> Job
Exactly reproduce each entry, leaving out nothing.

> Data listing

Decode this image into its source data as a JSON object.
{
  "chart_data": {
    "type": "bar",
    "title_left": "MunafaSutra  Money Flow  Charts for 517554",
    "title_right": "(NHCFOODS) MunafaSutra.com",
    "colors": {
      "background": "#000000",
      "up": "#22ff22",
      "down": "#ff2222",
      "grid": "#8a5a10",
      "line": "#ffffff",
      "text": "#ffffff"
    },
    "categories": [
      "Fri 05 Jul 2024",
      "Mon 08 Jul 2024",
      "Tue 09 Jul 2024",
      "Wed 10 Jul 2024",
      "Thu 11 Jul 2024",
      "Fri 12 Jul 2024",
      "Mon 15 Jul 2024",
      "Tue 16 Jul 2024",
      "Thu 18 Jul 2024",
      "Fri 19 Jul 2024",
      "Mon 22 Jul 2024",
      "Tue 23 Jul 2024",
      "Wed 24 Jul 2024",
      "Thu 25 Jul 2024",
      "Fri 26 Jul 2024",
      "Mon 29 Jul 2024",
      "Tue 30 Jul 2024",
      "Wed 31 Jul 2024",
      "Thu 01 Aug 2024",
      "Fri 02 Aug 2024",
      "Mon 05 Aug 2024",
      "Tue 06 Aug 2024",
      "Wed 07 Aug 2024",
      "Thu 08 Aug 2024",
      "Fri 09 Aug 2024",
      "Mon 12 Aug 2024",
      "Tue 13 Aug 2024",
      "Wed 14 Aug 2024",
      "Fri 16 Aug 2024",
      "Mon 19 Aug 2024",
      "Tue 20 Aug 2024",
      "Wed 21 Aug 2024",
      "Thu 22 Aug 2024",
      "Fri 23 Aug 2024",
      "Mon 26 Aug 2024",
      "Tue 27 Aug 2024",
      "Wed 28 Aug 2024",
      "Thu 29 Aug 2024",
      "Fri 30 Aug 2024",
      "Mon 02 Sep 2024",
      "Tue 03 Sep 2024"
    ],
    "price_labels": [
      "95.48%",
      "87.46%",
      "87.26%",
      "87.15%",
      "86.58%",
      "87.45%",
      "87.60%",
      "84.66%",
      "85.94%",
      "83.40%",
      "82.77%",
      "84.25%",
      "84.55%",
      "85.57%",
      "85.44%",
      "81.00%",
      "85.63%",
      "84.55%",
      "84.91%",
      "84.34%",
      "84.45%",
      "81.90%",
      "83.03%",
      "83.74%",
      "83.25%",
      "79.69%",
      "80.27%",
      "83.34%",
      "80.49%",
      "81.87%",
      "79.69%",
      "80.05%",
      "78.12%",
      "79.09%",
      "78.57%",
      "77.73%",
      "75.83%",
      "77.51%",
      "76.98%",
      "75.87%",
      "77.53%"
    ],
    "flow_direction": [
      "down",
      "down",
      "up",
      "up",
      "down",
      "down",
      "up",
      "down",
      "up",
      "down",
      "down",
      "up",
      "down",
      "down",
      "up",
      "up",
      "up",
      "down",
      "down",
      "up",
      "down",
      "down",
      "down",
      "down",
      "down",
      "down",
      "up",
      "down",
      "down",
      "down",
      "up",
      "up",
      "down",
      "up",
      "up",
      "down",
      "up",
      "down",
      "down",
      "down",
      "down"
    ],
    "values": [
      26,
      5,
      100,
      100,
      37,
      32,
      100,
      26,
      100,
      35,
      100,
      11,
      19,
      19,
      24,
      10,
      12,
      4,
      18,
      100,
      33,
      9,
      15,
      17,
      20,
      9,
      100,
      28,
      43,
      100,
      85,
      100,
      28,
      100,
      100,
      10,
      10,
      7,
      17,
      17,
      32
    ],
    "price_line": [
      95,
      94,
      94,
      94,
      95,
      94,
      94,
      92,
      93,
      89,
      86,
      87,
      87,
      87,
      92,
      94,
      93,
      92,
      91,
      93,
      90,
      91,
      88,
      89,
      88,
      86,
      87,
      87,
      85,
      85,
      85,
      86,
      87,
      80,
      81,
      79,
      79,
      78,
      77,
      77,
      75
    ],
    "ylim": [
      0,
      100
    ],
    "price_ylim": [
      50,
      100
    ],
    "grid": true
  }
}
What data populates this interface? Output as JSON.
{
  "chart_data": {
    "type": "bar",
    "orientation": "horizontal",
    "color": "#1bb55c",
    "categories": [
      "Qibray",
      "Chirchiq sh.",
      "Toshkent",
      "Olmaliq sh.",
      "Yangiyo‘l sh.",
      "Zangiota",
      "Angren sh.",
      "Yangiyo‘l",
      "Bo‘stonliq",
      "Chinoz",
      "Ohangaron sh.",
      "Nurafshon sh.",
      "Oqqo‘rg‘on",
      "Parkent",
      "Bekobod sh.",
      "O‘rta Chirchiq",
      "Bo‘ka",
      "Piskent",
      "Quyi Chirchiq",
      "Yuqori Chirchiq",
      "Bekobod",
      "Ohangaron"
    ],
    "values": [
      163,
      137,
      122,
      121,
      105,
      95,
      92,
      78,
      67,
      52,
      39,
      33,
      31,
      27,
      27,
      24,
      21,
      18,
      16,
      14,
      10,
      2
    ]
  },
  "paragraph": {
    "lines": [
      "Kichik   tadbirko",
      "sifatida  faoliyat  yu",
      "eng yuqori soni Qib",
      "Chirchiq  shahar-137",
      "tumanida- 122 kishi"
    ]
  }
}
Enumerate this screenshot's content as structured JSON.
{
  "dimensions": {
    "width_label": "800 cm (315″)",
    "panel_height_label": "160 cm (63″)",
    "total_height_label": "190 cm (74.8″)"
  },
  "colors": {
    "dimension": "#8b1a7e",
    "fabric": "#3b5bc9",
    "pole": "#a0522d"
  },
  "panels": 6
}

> Reply to the task
Decode this image into its source data as a JSON object.
{
  "chart_data": {
    "type": "bar",
    "title_left": "MunafaSutra  Money Flow  Charts for 517554",
    "title_right": "(NHCFOODS) MunafaSutra.com",
    "colors": {
      "background": "#000000",
      "up": "#22ff22",
      "down": "#ff2222",
      "grid": "#8a5a10",
      "line": "#ffffff",
      "text": "#ffffff"
    },
    "categories": [
      "Fri 05 Jul 2024",
      "Mon 08 Jul 2024",
      "Tue 09 Jul 2024",
      "Wed 10 Jul 2024",
      "Thu 11 Jul 2024",
      "Fri 12 Jul 2024",
      "Mon 15 Jul 2024",
      "Tue 16 Jul 2024",
      "Thu 18 Jul 2024",
      "Fri 19 Jul 2024",
      "Mon 22 Jul 2024",
      "Tue 23 Jul 2024",
      "Wed 24 Jul 2024",
      "Thu 25 Jul 2024",
      "Fri 26 Jul 2024",
      "Mon 29 Jul 2024",
      "Tue 30 Jul 2024",
      "Wed 31 Jul 2024",
      "Thu 01 Aug 2024",
      "Fri 02 Aug 2024",
      "Mon 05 Aug 2024",
      "Tue 06 Aug 2024",
      "Wed 07 Aug 2024",
      "Thu 08 Aug 2024",
      "Fri 09 Aug 2024",
      "Mon 12 Aug 2024",
      "Tue 13 Aug 2024",
      "Wed 14 Aug 2024",
      "Fri 16 Aug 2024",
      "Mon 19 Aug 2024",
      "Tue 20 Aug 2024",
      "Wed 21 Aug 2024",
      "Thu 22 Aug 2024",
      "Fri 23 Aug 2024",
      "Mon 26 Aug 2024",
      "Tue 27 Aug 2024",
      "Wed 28 Aug 2024",
      "Thu 29 Aug 2024",
      "Fri 30 Aug 2024",
      "Mon 02 Sep 2024",
      "Tue 03 Sep 2024"
    ],
    "price_labels": [
      "95.48%",
      "87.46%",
      "87.26%",
      "87.15%",
      "86.58%",
      "87.45%",
      "87.60%",
      "84.66%",
      "85.94%",
      "83.40%",
      "82.77%",
      "84.25%",
      "84.55%",
      "85.57%",
      "85.44%",
      "81.00%",
      "85.63%",
      "84.55%",
      "84.91%",
      "84.34%",
      "84.45%",
      "81.90%",
      "83.03%",
      "83.74%",
      "83.25%",
      "79.69%",
      "80.27%",
      "83.34%",
      "80.49%",
      "81.87%",
      "79.69%",
      "80.05%",
      "78.12%",
      "79.09%",
      "78.57%",
      "77.73%",
      "75.83%",
      "77.51%",
      "76.98%",
      "75.87%",
      "77.53%"
    ],
    "flow_direction": [
      "down",
      "down",
      "up",
      "up",
      "down",
      "down",
      "up",
      "down",
      "up",
      "down",
      "down",
      "up",
      "down",
      "down",
      "up",
      "up",
      "up",
      "down",
      "down",
      "up",
      "down",
      "down",
      "down",
      "down",
      "down",
      "down",
      "up",
      "down",
      "down",
      "down",
      "up",
      "up",
      "down",
      "up",
      "up",
      "down",
      "up",
      "down",
      "down",
      "down",
      "down"
    ],
    "values": [
      26,
      5,
      100,
      100,
      37,
      32,
      100,
      26,
      100,
      35,
      100,
      11,
      19,
      19,
      24,
      10,
      12,
      4,
      18,
      100,
      33,
      9,
      15,
      17,
      20,
      9,
      100,
      28,
      43,
      100,
      85,
      100,
      28,
      100,
      100,
      10,
      10,
      7,
      17,
      17,
      32
    ],
    "price_line": [
      95,
      94,
      94,
      94,
      95,
      94,
      94,
      92,
      93,
      89,
      86,
      87,
      87,
      87,
      92,
      94,
      93,
      92,
      91,
      93,
      90,
      91,
      88,
      89,
      88,
      86,
      87,
      87,
      85,
      85,
      85,
      86,
      87,
      80,
      81,
      79,
      79,
      78,
      77,
      77,
      75
    ],
    "ylim": [
      0,
      100
    ],
    "price_ylim": [
      50,
      100
    ],
    "grid": true
  }
}
What data populates this interface? Output as JSON.
{
  "chart_data": {
    "type": "bar",
    "orientation": "horizontal",
    "color": "#1bb55c",
    "categories": [
      "Qibray",
      "Chirchiq sh.",
      "Toshkent",
      "Olmaliq sh.",
      "Yangiyo‘l sh.",
      "Zangiota",
      "Angren sh.",
      "Yangiyo‘l",
      "Bo‘stonliq",
      "Chinoz",
      "Ohangaron sh.",
      "Nurafshon sh.",
      "Oqqo‘rg‘on",
      "Parkent",
      "Bekobod sh.",
      "O‘rta Chirchiq",
      "Bo‘ka",
      "Piskent",
      "Quyi Chirchiq",
      "Yuqori Chirchiq",
      "Bekobod",
      "Ohangaron"
    ],
    "values": [
      163,
      137,
      122,
      121,
      105,
      95,
      92,
      78,
      67,
      52,
      39,
      33,
      31,
      27,
      27,
      24,
      21,
      18,
      16,
      14,
      10,
      2
    ]
  },
  "paragraph": {
    "lines": [
      "Kichik   tadbirko",
      "sifatida  faoliyat  yu",
      "eng yuqori soni Qib",
      "Chirchiq  shahar-137",
      "tumanida- 122 kishi"
    ]
  }
}
Enumerate this screenshot's content as structured JSON.
{
  "dimensions": {
    "width_label": "800 cm (315″)",
    "panel_height_label": "160 cm (63″)",
    "total_height_label": "190 cm (74.8″)"
  },
  "colors": {
    "dimension": "#8b1a7e",
    "fabric": "#3b5bc9",
    "pole": "#a0522d"
  },
  "panels": 6
}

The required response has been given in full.